* **Selection**:
-- BEGIN --
Jeremiah O'Callaghan was educated at St. Patrick's, Carlow College.
Jeremiah O'Callaghan was ordained in 1805 by Dr. William Coppinger, Bishop of Cloyne and Ross, and appointed to curacies on the Island of Cape Clear and at Aghnakishey. At the latter place, a controversy raged concerning the righteousness of taking interest, especially usurious interest, and O'Callaghan became a fanatic on the subject. When his preaching involved him in difficulty, he applied for a decision to his bishop, who in 1818 transferred him to Ross Carberry, and when he got into trouble again, censured him for not remaining silent on the question of usury. For more than a decade thereafter, although he carried an exeat guaranteeing that he was "of good fame and conversation, under no excommunication, " he was something of a wanderer.
O'Callaghan went to the College of Picpus in Paris and served at Soissons; returning to Cork in 1820, he opened a classical school at Ross Carberry.
Three years later he emigrated with high hopes to New York, but despite the intercession of his friend, John Power, Bishop Connolly, who did not relish his anti-capitalistic views, refused to place him. Neither was he accepted by Archbishop Maréchal of Baltimore, nor by Bishop Plessis of Quebec.
In Montreal he wrote Usury, or Interest, Proved to be Repugnant to the Divine and Ecclesiastical Laws, and Destructive to Civil Society, for which an irregular publisher was procured in New York. The volume appeared in 1824 and sold readily. The author maintained that the attack on trusteeism which it contained saved the church in New York $3, 000 per annum. William Cobbett republished the work (1825, 1828) without the author's knowledge and forwarded him the profits. Cobbett also included a eulogy of O'Callaghan's work in his History of the Protestant "Reformation" in England and Ireland (2 vols. , 1824 - 1827), which was republished in Rome under the censor.
O'Callaghan's book caused no sensation in the Sacred Congregation. Rome ordered him to make peace with his bishop, but the latter would not relent. Neither was O'Callaghan accepted in London, despite the shortage of priests; for a time he gained a livelihood by tutoring in Cobbett's household.
-- END --
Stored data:
-- BEGIN --
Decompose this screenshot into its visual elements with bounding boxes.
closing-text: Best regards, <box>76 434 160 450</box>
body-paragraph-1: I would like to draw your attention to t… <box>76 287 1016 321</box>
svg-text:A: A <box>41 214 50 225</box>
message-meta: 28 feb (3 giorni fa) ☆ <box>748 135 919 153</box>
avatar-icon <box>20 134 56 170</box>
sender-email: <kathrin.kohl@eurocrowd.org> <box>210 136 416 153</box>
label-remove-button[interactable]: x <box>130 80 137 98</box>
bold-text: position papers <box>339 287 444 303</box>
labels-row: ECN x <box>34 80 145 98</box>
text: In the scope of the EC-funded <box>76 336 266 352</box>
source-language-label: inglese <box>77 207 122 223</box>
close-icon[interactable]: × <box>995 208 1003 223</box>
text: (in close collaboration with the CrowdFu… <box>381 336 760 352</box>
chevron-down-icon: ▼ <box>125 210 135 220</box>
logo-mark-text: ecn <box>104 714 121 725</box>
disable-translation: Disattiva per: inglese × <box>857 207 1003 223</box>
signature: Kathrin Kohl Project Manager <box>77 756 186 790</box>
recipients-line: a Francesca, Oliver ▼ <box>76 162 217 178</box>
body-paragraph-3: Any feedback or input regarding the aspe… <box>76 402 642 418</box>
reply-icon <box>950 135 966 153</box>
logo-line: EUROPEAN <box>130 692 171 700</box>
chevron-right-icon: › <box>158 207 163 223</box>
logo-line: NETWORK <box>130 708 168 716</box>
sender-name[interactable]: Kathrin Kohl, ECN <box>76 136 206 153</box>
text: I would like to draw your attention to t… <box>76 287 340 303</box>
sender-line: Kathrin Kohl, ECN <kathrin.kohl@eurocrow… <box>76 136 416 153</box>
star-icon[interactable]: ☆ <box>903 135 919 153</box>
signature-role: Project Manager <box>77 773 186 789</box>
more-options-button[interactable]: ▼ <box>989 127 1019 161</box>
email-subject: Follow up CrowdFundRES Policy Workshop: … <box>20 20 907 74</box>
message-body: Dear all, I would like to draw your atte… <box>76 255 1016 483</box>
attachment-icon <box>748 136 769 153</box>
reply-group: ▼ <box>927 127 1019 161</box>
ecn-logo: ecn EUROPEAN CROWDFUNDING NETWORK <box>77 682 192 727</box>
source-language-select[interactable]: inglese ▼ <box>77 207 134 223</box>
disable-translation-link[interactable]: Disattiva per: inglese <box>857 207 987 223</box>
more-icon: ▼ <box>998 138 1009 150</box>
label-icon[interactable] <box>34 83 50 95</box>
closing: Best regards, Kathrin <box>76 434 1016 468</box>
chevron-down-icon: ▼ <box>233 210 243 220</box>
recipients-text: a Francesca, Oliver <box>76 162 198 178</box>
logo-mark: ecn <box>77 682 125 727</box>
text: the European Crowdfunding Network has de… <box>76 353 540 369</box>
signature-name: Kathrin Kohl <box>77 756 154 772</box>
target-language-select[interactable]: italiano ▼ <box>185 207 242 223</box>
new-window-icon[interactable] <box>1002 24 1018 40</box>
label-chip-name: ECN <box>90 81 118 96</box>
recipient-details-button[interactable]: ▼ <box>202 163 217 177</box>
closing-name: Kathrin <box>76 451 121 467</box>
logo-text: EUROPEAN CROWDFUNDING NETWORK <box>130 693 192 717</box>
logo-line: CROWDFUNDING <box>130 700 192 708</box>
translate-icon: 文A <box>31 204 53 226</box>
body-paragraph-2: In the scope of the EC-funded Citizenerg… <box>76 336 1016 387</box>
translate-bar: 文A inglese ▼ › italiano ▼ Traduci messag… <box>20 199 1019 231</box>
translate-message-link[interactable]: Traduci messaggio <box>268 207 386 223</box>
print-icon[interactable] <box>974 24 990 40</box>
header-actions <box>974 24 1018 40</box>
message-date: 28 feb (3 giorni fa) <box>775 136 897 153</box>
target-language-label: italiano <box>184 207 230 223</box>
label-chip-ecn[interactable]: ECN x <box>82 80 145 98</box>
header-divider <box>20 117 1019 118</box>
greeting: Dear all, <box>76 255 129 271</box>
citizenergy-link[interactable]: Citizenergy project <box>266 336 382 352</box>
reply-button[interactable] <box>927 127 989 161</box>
-- END --
* **Given instruction 1**:
In the passage on Jeremiah O'Callaghan, reproduce the text from "In Montreal he" up to and including "under the censor.".
* **Given instruction 2**:
According to the passage on Jeremiah O'Callaghan, who ordained him in 1805?
* **Given instruction 3**:
Pick up the account of Jeremiah O'Callaghan's life after its final sentence and carry it on.

* **Output 1**:
In Montreal he wrote Usury, or Interest, Proved to be Repugnant to the Divine and Ecclesiastical Laws, and Destructive to Civil Society, for which an irregular publisher was procured in New York. The volume appeared in 1824 and sold readily. The author maintained that the attack on trusteeism which it contained saved the church in New York $3, 000 per annum. William Cobbett republished the work (1825, 1828) without the author's knowledge and forwarded him the profits. Cobbett also included a eulogy of O'Callaghan's work in his History of the Protestant "Reformation" in England and Ireland (2 vols. , 1824 - 1827), which was republished in Rome under the censor.

* **Output 2**:
Dr. William Coppinger, Bishop of Cloyne and Ross.

* **Output 3**:
In 1830, he returned to New York where Power, now vicar general, recommended him to Bishop Fenwick, who accepted him for the diocese of Boston. He traveled enthusiastically through the frontier settlements of French Canadians and Irish emigrants and gathered scattered congregations; he built the first Catholic church in Vermont at Burlington, and rebuilt an enlarged structure after an incendiary fire in 1838; he organized schools and Sunday Schools.
O'Callaghan renounced none of his views, but republished his Usury in 1834 and again in 1856, when he included an account of Jackson's war against the second United States Bank and a reprint of his "Exposure" of banking in Vermont.
Removing to Holyoke, Massachussets, in 1854, he organized a congregation and built St. Jerome's Church. Here, worn out by missionary labors and intellectual harassments, he died seven years later and was buried in his church, where a monument was erected to his memory by loyal parishioners.
Jeremiah O'Callaghan's most important work was Usury, Funds, and Banks: or Lending at Interest (1824). O'Callighan's other famous works: A Critical Review of Mr. J. K. Converse's Calvinistic Sermon (1834); The Creation and Offspring of the Protestant Church; also the Vagaries and Heresies of J. H. Hopkins, Protestant Bishop, and Other False Teachers (1837); The Hedge around the Vineyard (1844); Atheism of Brownson's Review, Unity and Trinity of God, Divinity and Humanity of Christ Jesus; Banks and Paper Money (1852); and Exposure of the Vermont Banking Companies (1854). O'Callaghan built the first Catholic church in Vermont at Burlington in 1830 and did such noble service there that he is referred to by local historians as the "Apostle of Vermont"; he also organized a congregation and built St. Jerome's Church in 1854.